[BEGIN Text section]

Zulip Chat Archive
Stream: general
Topic: feature request: conv perm
Johan Commelin (Feb 15 2019 at 08:01):
How hard is it to write a tactic that works like this:
-- goal is ⇑v ↑(x.snd) * ⇑v (y.fst) * ((⇑v ((y.snd).val))⁻¹ * (⇑v ((x.snd).val))⁻¹) ≤⇑v (y.fst) * (⇑v ((y.snd).val))⁻¹ conv { to_lhs, -- goal is ⇑v ↑(x.snd) * ⇑v (y.fst) * ((⇑v ((y.snd).val))⁻¹ * (⇑v ((x.snd).val))⁻¹) perm "(1 * 4) * (2 * 3)", -- goal is (⇑v ↑(x.snd) * (⇑v ((x.snd).val))⁻¹)) * (⇑v (y.fst) * (⇑v ((y.snd).val))⁻¹) }, -- goal is (⇑v ↑(x.snd) * (⇑v ((x.snd).val))⁻¹)) * (⇑v (y.fst) * (⇑v ((y.snd).val))⁻¹) ≤⇑v (y.fst) * (⇑v ((y.snd).val))⁻¹ apply mul_le_mul_left, -- etc
Johan Commelin (Feb 15 2019 at 08:02):
Some sort of permutation tactic would be very helpful, I feel.
Johan Commelin (Feb 15 2019 at 08:03):
The problem with rw show what_I_have = what_I_want is that you run into type class issues with writing that down. In the rw show doesn't have all the typing context that the perm tactic would have.
Mario Carneiro (Feb 15 2019 at 08:08):
I think the given syntax is underdetermined, if you say there's only three things what if there are multiple ways to split it up into three parts? Also I think we can do without the quotes
Johan Commelin (Feb 15 2019 at 08:09):
I haven't thought hard about the syntax...
Mario Carneiro (Feb 15 2019 at 08:10):
what about something more like perm a * b * (c * d) => (a * d) * (b * c)?
Mario Carneiro (Feb 15 2019 at 08:10):
where the thing on the left is a pattern that binds the names on the right
Johan Commelin (Feb 15 2019 at 08:17):
It would be more verbose, but I why it's needed
Mario Carneiro (Feb 15 2019 at 08:29):
we could do it your way but I'm worried about lack of transparency. Indexes are generally bad at explaining what is being referred to
Mario Carneiro (Feb 15 2019 at 08:30):
Also there are more complicated examples like perm a * b + c * d => d * c + a * b where it's less obvious what the atoms of the permutation are
Johan Commelin (Feb 15 2019 at 08:31):
Yes, so yours is better!

[END Text section]
[BEGIN Record set]

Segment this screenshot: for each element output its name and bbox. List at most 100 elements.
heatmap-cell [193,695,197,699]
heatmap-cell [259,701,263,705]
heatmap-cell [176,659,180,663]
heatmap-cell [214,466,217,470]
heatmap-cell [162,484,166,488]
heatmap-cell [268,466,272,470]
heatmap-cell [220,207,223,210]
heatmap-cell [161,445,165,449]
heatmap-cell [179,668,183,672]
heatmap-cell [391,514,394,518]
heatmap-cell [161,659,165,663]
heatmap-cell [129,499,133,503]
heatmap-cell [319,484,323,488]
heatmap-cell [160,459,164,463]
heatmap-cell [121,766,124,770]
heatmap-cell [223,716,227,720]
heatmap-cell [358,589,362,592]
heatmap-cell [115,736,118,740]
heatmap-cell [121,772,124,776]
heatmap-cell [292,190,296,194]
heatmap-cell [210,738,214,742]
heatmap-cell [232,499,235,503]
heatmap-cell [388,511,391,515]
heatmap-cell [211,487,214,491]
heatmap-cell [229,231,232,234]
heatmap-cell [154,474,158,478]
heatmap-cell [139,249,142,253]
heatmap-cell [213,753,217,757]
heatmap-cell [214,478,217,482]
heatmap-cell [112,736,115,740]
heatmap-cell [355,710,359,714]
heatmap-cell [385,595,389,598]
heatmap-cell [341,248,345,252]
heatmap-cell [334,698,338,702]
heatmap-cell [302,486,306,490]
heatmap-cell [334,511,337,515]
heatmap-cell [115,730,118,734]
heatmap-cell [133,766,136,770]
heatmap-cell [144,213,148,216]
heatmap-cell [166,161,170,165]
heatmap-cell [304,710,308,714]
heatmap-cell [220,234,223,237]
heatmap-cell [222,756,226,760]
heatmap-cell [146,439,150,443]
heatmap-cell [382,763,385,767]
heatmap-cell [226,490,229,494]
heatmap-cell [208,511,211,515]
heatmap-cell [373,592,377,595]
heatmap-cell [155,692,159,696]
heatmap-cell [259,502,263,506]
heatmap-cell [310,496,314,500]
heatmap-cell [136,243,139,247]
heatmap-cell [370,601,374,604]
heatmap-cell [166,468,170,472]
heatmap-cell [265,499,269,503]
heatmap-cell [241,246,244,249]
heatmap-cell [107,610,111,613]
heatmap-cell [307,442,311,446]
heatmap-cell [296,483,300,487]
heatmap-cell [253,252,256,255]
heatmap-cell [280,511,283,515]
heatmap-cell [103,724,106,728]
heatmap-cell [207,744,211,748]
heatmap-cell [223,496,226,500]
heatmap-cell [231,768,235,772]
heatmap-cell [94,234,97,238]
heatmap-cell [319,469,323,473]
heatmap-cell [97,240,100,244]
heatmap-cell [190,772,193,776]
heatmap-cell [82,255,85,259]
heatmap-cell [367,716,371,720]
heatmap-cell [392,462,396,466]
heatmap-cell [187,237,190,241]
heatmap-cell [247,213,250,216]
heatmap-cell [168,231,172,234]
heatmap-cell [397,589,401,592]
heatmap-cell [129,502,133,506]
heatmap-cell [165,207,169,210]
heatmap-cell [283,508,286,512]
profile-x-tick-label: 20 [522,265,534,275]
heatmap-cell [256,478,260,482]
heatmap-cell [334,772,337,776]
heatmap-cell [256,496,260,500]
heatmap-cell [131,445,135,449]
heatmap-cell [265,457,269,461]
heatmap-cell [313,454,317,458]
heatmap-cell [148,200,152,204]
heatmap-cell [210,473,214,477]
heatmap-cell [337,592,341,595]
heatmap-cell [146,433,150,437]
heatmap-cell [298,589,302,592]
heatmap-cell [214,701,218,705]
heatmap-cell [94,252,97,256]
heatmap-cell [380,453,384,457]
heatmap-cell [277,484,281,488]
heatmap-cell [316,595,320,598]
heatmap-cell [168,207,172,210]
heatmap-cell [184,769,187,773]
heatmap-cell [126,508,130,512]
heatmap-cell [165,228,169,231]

[END Record set]

Instructions to follow: Reproduce word for word the stretch of the permutation-tactic thread from "Zulip Chat Archive" through "helpful, I feel.".

Exercise solution:
Zulip Chat Archive
Stream: general
Topic: feature request: conv perm
Johan Commelin (Feb 15 2019 at 08:01):
How hard is it to write a tactic that works like this:
-- goal is ⇑v ↑(x.snd) * ⇑v (y.fst) * ((⇑v ((y.snd).val))⁻¹ * (⇑v ((x.snd).val))⁻¹) ≤⇑v (y.fst) * (⇑v ((y.snd).val))⁻¹ conv { to_lhs, -- goal is ⇑v ↑(x.snd) * ⇑v (y.fst) * ((⇑v ((y.snd).val))⁻¹ * (⇑v ((x.snd).val))⁻¹) perm "(1 * 4) * (2 * 3)", -- goal is (⇑v ↑(x.snd) * (⇑v ((x.snd).val))⁻¹)) * (⇑v (y.fst) * (⇑v ((y.snd).val))⁻¹) }, -- goal is (⇑v ↑(x.snd) * (⇑v ((x.snd).val))⁻¹)) * (⇑v (y.fst) * (⇑v ((y.snd).val))⁻¹) ≤⇑v (y.fst) * (⇑v ((y.snd).val))⁻¹ apply mul_le_mul_left, -- etc
Johan Commelin (Feb 15 2019 at 08:02):
Some sort of permutation tactic would be very helpful, I feel.